→ **Lesetext**:
------
Oberpfaffenhofen - Hunderte Schaulustige haben am heutigen Mittwoch in Oberpfaffenhofen einen Testflug der zwei größten Passagierflugzeuge der Welt beobachtet. Der neue Airbus A380 und der Jumbojet Boeing 747 zogen Schleifen über dem Sonderflughafen, um die Auswirkungen der sogenannten Wirbelschleppen hinter den Flugzeugen zu messen.

Das Deutsche Zentrum für Luft- und Raumfahrt (DLR) hat im Auftrag von Airbus getestet, welcher Jet größere und gefährlichere Turbulenzen im Luftraum erzeugt. Davon hängt ab, wie weit andere Flugzeuge bei Starts und Landungen Abstand von den Giganten der Lüfte halten müssen, um nicht in Schwierigkeiten zu geraten. Für den späteren Einsatz der A380 sind die Messungen von großer Bedeutung.

Die Wirbelschleppen entwickeln sich spiralförmig hinter den Tragflächen. Die Stärke der Wirbel und ihre mögliche Gefahr für andere Flugzeuge ist von mehreren Faktoren abhängig: So wirken sich Windrichtung und Geschwindigkeit des Flugzeuges, aber auch aerodynamische Details der Tragfläche auf die Intensität der Wirbelschleppen aus.

Was die Turbulenzen anrichten können, wurde vor knapp fünf Jahren auf tragische Weise in den USA deutlich. Am 12. November 2001 stürzte ein Airbus A300-600 kurz nach dem Start über dem New Yorker Stadtteil Queens ab und riss 265 Menschen in den Tod. Die Untersuchung zur Unglücksursache endete drei Jahre später mit dem Ergebnis, dass der Airbus in die Wirbelschleppe eines vorausfliegenden Jumbojets geraten war. Der Kopilot habe daraufhin heftig auf die Ruderpedale getreten, so dass das Seitenruder abgerissen und die Maschine abgestürzt sei.
------
→ **Bereitgestellte Zeilen**:
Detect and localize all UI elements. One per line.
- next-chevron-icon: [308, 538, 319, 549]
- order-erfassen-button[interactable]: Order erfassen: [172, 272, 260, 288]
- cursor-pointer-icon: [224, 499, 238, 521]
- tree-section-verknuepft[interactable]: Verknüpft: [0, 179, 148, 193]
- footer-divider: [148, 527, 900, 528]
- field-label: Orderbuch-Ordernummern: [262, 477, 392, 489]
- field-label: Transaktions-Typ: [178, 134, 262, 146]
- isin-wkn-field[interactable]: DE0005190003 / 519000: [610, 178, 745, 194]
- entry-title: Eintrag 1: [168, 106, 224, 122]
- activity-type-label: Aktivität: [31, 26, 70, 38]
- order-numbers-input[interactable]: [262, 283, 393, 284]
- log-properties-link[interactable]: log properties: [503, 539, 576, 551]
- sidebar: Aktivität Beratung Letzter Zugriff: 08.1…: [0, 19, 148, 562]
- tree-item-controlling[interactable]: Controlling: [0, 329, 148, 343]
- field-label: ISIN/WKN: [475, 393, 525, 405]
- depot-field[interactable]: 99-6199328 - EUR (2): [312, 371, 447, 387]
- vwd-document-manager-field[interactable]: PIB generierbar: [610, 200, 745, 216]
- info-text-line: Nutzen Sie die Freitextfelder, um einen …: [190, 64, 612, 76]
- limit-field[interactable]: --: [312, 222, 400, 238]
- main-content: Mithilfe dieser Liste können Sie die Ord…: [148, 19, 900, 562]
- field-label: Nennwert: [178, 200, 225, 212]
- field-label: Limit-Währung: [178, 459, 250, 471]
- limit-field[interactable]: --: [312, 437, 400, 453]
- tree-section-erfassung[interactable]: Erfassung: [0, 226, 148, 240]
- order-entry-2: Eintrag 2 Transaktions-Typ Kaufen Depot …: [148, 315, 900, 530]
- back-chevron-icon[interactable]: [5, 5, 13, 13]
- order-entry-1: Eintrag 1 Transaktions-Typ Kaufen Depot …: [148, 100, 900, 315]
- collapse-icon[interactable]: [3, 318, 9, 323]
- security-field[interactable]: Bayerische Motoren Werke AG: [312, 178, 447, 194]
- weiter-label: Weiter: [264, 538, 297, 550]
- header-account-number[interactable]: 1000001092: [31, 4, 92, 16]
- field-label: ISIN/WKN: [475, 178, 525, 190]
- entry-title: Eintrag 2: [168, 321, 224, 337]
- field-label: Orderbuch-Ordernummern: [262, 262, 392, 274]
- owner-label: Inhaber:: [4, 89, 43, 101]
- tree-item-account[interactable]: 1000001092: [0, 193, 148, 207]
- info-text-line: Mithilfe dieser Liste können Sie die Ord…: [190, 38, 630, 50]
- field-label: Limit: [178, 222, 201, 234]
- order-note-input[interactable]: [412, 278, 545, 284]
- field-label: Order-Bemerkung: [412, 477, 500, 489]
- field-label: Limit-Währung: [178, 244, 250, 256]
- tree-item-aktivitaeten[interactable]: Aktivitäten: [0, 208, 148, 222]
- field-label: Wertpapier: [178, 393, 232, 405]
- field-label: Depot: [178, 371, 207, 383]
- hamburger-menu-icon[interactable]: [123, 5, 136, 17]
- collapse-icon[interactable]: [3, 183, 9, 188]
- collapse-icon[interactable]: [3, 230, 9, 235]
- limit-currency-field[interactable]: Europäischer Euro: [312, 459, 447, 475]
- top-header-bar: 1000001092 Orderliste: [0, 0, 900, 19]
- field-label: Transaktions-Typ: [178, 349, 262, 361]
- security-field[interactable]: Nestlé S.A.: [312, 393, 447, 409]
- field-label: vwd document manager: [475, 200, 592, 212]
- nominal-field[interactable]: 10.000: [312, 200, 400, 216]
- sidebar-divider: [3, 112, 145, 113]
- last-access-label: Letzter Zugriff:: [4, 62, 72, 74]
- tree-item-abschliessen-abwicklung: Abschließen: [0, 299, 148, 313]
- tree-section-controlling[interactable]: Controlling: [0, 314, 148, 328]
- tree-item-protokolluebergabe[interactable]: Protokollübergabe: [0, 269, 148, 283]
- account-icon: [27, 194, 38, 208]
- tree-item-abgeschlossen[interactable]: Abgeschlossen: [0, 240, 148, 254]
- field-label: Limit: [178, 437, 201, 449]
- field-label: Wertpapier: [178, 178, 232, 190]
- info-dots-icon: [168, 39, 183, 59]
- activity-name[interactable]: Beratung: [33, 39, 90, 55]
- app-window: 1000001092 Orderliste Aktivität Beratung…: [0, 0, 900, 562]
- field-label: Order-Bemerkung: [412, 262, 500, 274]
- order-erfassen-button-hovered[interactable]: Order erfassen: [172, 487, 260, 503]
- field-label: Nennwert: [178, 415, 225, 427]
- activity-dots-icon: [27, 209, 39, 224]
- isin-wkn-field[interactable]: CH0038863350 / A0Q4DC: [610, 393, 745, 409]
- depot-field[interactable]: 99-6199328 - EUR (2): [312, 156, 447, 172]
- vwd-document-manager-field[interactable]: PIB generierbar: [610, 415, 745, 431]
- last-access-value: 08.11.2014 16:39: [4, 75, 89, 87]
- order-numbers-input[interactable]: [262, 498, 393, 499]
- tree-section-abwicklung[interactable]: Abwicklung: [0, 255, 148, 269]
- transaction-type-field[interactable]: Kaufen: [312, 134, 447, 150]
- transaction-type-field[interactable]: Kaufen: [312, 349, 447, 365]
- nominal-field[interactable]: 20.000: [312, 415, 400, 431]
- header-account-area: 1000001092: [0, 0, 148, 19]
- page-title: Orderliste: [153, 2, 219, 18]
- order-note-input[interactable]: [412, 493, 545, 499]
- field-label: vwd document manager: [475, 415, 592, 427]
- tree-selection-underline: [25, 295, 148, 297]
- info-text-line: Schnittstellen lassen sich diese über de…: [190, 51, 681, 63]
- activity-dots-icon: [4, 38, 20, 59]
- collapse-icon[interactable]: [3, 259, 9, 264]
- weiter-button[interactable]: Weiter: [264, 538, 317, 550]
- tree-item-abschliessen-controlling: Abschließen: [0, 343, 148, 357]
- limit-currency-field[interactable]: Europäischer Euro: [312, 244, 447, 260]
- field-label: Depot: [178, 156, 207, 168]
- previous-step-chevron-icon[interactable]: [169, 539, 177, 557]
------
→ **Aufgabenstellung**: Geben Sie den obigen Lesetext über den Testflug von Airbus A380 und Boeing 747 vollständig und wortgetreu aus.

→ **Ergebnis**:
Oberpfaffenhofen - Hunderte Schaulustige haben am heutigen Mittwoch in Oberpfaffenhofen einen Testflug der zwei größten Passagierflugzeuge der Welt beobachtet. Der neue Airbus A380 und der Jumbojet Boeing 747 zogen Schleifen über dem Sonderflughafen, um die Auswirkungen der sogenannten Wirbelschleppen hinter den Flugzeugen zu messen.

Das Deutsche Zentrum für Luft- und Raumfahrt (DLR) hat im Auftrag von Airbus getestet, welcher Jet größere und gefährlichere Turbulenzen im Luftraum erzeugt. Davon hängt ab, wie weit andere Flugzeuge bei Starts und Landungen Abstand von den Giganten der Lüfte halten müssen, um nicht in Schwierigkeiten zu geraten. Für den späteren Einsatz der A380 sind die Messungen von großer Bedeutung.

Die Wirbelschleppen entwickeln sich spiralförmig hinter den Tragflächen. Die Stärke der Wirbel und ihre mögliche Gefahr für andere Flugzeuge ist von mehreren Faktoren abhängig: So wirken sich Windrichtung und Geschwindigkeit des Flugzeuges, aber auch aerodynamische Details der Tragfläche auf die Intensität der Wirbelschleppen aus.

Was die Turbulenzen anrichten können, wurde vor knapp fünf Jahren auf tragische Weise in den USA deutlich. Am 12. November 2001 stürzte ein Airbus A300-600 kurz nach dem Start über dem New Yorker Stadtteil Queens ab und riss 265 Menschen in den Tod. Die Untersuchung zur Unglücksursache endete drei Jahre später mit dem Ergebnis, dass der Airbus in die Wirbelschleppe eines vorausfliegenden Jumbojets geraten war. Der Kopilot habe daraufhin heftig auf die Ruderpedale getreten, so dass das Seitenruder abgerissen und die Maschine abgestürzt sei.